Figure record extracts:
|---|
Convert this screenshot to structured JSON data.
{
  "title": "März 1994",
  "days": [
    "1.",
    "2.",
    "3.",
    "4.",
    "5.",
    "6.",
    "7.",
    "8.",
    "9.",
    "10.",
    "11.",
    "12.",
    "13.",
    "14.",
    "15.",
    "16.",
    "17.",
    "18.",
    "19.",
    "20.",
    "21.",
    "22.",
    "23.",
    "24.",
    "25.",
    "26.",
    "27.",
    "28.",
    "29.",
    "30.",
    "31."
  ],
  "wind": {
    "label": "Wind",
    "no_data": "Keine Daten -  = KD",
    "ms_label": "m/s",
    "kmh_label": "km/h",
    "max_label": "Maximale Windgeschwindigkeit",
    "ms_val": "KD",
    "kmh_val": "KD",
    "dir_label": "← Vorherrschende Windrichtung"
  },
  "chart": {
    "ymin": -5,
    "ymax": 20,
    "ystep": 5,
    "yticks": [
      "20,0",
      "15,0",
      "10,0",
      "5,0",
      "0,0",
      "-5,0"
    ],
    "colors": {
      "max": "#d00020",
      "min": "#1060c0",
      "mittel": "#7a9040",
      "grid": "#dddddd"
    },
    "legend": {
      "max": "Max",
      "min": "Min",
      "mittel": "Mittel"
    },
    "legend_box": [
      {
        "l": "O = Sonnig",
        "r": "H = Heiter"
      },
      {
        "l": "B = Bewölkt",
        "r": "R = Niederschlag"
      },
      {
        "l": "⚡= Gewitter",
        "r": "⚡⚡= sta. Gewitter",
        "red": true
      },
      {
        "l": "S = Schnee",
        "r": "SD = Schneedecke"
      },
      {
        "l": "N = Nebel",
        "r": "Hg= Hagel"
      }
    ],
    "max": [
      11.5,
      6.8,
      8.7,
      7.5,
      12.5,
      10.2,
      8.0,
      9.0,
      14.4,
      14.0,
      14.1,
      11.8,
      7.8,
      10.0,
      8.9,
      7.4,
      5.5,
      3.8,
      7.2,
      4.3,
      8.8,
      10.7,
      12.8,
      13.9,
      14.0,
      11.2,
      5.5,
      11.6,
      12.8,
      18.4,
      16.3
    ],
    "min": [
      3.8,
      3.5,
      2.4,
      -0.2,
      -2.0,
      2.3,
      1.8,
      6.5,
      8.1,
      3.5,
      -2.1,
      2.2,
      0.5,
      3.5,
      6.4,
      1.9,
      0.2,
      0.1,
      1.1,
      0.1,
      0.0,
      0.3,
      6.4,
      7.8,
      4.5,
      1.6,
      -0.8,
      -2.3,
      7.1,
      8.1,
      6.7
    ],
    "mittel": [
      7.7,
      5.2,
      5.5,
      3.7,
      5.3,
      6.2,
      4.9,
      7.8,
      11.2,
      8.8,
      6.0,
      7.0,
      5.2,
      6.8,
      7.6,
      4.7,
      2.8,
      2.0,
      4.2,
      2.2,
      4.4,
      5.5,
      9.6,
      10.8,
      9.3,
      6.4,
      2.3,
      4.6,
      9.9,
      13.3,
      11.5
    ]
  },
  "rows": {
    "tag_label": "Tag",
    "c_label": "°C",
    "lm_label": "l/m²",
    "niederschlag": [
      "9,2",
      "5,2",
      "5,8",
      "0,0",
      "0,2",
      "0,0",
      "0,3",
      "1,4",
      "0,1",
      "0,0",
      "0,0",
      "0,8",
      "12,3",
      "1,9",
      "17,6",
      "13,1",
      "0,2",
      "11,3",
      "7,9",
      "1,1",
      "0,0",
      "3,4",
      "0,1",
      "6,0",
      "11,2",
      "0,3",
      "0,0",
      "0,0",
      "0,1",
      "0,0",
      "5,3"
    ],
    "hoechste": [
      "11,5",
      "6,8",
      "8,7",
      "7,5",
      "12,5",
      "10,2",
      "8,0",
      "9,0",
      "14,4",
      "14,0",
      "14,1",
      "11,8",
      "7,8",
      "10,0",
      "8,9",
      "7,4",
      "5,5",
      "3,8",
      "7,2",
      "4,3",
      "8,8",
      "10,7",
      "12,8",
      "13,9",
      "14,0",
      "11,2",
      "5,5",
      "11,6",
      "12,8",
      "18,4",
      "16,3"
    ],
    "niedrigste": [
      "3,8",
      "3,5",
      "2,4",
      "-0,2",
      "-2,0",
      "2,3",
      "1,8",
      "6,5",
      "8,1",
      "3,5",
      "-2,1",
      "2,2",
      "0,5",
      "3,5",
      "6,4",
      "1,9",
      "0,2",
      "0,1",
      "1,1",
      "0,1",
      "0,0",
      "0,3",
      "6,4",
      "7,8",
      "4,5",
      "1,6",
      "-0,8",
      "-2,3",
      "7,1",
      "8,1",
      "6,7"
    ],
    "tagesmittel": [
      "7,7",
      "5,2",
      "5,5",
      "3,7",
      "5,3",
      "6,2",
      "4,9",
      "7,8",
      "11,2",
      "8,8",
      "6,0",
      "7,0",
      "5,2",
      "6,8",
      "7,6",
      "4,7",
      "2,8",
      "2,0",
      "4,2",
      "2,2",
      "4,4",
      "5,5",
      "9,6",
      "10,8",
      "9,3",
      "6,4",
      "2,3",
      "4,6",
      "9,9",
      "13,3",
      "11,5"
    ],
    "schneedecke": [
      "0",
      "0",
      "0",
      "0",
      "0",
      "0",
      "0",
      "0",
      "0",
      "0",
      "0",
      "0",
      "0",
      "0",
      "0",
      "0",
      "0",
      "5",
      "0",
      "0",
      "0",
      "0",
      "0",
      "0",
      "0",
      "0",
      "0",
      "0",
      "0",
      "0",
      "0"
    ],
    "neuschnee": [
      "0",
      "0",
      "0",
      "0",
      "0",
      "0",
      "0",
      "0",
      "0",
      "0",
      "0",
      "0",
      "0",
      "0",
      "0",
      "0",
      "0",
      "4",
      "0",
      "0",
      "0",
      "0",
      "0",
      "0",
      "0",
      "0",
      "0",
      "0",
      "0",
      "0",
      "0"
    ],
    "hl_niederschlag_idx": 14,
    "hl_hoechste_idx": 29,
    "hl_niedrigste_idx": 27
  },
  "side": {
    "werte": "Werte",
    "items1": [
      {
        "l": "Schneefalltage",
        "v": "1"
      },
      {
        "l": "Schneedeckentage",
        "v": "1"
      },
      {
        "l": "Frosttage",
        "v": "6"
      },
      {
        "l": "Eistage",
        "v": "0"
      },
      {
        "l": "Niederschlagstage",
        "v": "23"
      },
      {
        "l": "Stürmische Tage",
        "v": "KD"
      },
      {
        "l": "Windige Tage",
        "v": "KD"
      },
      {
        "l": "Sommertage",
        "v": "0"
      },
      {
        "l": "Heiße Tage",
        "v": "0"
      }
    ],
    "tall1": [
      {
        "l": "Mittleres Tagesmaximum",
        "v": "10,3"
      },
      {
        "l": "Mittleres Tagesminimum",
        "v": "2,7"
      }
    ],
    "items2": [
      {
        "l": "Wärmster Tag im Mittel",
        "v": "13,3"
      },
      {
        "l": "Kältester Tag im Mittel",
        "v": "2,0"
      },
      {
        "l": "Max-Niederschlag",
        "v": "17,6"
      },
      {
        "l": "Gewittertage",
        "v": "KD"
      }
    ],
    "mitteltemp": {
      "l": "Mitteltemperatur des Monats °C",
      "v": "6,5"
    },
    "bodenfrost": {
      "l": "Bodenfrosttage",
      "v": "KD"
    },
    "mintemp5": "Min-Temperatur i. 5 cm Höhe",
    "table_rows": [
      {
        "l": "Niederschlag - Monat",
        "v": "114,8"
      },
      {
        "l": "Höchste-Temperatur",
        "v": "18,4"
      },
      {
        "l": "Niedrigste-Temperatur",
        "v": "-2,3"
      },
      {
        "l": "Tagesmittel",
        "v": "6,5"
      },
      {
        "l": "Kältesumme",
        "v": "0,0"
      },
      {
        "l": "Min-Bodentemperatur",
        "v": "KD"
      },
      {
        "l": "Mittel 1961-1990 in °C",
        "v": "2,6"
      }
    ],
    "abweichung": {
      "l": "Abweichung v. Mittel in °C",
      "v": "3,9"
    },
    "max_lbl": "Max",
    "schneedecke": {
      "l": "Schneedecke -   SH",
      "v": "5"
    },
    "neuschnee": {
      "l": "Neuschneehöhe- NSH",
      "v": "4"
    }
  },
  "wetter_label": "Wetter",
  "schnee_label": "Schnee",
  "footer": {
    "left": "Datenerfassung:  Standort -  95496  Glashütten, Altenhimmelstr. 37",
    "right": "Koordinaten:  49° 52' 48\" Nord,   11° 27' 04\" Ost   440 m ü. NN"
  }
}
|---|
> Problem details: List every line from the entries above in which "Mittleres" appears.

> Task solution:
        "l": "Mittleres Tagesmaximum",
        "l": "Mittleres Tagesminimum",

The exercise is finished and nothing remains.